What this task involves: Print each line exactly as it is given.

────────────────────────────────────────

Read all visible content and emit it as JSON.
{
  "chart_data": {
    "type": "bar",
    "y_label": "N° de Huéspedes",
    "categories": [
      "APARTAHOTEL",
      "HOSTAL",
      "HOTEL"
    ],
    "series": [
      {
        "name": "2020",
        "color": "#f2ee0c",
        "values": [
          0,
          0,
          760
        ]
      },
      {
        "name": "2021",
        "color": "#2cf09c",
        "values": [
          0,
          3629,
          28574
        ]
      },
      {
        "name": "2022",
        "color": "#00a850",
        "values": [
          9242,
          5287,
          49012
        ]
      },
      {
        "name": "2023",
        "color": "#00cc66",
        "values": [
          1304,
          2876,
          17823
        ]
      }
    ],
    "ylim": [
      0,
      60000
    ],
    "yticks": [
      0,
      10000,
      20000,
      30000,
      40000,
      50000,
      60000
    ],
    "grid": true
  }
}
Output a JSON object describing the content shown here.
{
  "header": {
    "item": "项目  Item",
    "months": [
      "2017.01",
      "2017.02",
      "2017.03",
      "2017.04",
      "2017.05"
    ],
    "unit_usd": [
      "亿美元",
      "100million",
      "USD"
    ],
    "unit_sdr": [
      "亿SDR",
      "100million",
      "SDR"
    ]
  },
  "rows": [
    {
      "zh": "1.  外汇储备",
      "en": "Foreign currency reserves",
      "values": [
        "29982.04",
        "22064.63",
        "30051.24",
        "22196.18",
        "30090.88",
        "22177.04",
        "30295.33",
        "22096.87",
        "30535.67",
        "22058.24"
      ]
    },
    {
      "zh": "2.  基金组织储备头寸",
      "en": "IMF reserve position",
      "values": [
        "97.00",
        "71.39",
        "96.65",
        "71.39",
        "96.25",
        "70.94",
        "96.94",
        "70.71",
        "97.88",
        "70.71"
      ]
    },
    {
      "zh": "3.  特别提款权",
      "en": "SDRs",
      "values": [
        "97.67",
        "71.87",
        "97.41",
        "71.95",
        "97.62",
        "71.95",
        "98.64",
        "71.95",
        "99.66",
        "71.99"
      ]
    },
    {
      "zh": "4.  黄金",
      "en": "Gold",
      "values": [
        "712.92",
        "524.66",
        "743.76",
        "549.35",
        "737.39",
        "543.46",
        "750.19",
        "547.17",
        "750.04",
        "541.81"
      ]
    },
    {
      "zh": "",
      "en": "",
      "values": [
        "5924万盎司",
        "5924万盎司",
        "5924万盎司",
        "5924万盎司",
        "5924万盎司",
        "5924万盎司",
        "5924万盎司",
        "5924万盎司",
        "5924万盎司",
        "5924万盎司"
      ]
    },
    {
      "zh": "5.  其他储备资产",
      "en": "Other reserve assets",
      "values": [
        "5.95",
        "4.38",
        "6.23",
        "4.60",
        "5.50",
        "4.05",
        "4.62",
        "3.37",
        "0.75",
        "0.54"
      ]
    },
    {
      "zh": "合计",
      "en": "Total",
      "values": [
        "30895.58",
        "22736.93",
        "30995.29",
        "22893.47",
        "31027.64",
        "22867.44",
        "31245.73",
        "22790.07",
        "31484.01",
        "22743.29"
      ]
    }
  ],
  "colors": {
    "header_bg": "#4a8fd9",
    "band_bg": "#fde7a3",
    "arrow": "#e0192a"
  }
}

────────────────────────────────────────

Complete answer:
Read all visible content and emit it as JSON.
{
  "chart_data": {
    "type": "bar",
    "y_label": "N° de Huéspedes",
    "categories": [
      "APARTAHOTEL",
      "HOSTAL",
      "HOTEL"
    ],
    "series": [
      {
        "name": "2020",
        "color": "#f2ee0c",
        "values": [
          0,
          0,
          760
        ]
      },
      {
        "name": "2021",
        "color": "#2cf09c",
        "values": [
          0,
          3629,
          28574
        ]
      },
      {
        "name": "2022",
        "color": "#00a850",
        "values": [
          9242,
          5287,
          49012
        ]
      },
      {
        "name": "2023",
        "color": "#00cc66",
        "values": [
          1304,
          2876,
          17823
        ]
      }
    ],
    "ylim": [
      0,
      60000
    ],
    "yticks": [
      0,
      10000,
      20000,
      30000,
      40000,
      50000,
      60000
    ],
    "grid": true
  }
}
Output a JSON object describing the content shown here.
{
  "header": {
    "item": "项目  Item",
    "months": [
      "2017.01",
      "2017.02",
      "2017.03",
      "2017.04",
      "2017.05"
    ],
    "unit_usd": [
      "亿美元",
      "100million",
      "USD"
    ],
    "unit_sdr": [
      "亿SDR",
      "100million",
      "SDR"
    ]
  },
  "rows": [
    {
      "zh": "1.  外汇储备",
      "en": "Foreign currency reserves",
      "values": [
        "29982.04",
        "22064.63",
        "30051.24",
        "22196.18",
        "30090.88",
        "22177.04",
        "30295.33",
        "22096.87",
        "30535.67",
        "22058.24"
      ]
    },
    {
      "zh": "2.  基金组织储备头寸",
      "en": "IMF reserve position",
      "values": [
        "97.00",
        "71.39",
        "96.65",
        "71.39",
        "96.25",
        "70.94",
        "96.94",
        "70.71",
        "97.88",
        "70.71"
      ]
    },
    {
      "zh": "3.  特别提款权",
      "en": "SDRs",
      "values": [
        "97.67",
        "71.87",
        "97.41",
        "71.95",
        "97.62",
        "71.95",
        "98.64",
        "71.95",
        "99.66",
        "71.99"
      ]
    },
    {
      "zh": "4.  黄金",
      "en": "Gold",
      "values": [
        "712.92",
        "524.66",
        "743.76",
        "549.35",
        "737.39",
        "543.46",
        "750.19",
        "547.17",
        "750.04",
        "541.81"
      ]
    },
    {
      "zh": "",
      "en": "",
      "values": [
        "5924万盎司",
        "5924万盎司",
        "5924万盎司",
        "5924万盎司",
        "5924万盎司",
        "5924万盎司",
        "5924万盎司",
        "5924万盎司",
        "5924万盎司",
        "5924万盎司"
      ]
    },
    {
      "zh": "5.  其他储备资产",
      "en": "Other reserve assets",
      "values": [
        "5.95",
        "4.38",
        "6.23",
        "4.60",
        "5.50",
        "4.05",
        "4.62",
        "3.37",
        "0.75",
        "0.54"
      ]
    },
    {
      "zh": "合计",
      "en": "Total",
      "values": [
        "30895.58",
        "22736.93",
        "30995.29",
        "22893.47",
        "31027.64",
        "22867.44",
        "31245.73",
        "22790.07",
        "31484.01",
        "22743.29"
      ]
    }
  ],
  "colors": {
    "header_bg": "#4a8fd9",
    "band_bg": "#fde7a3",
    "arrow": "#e0192a"
  }
}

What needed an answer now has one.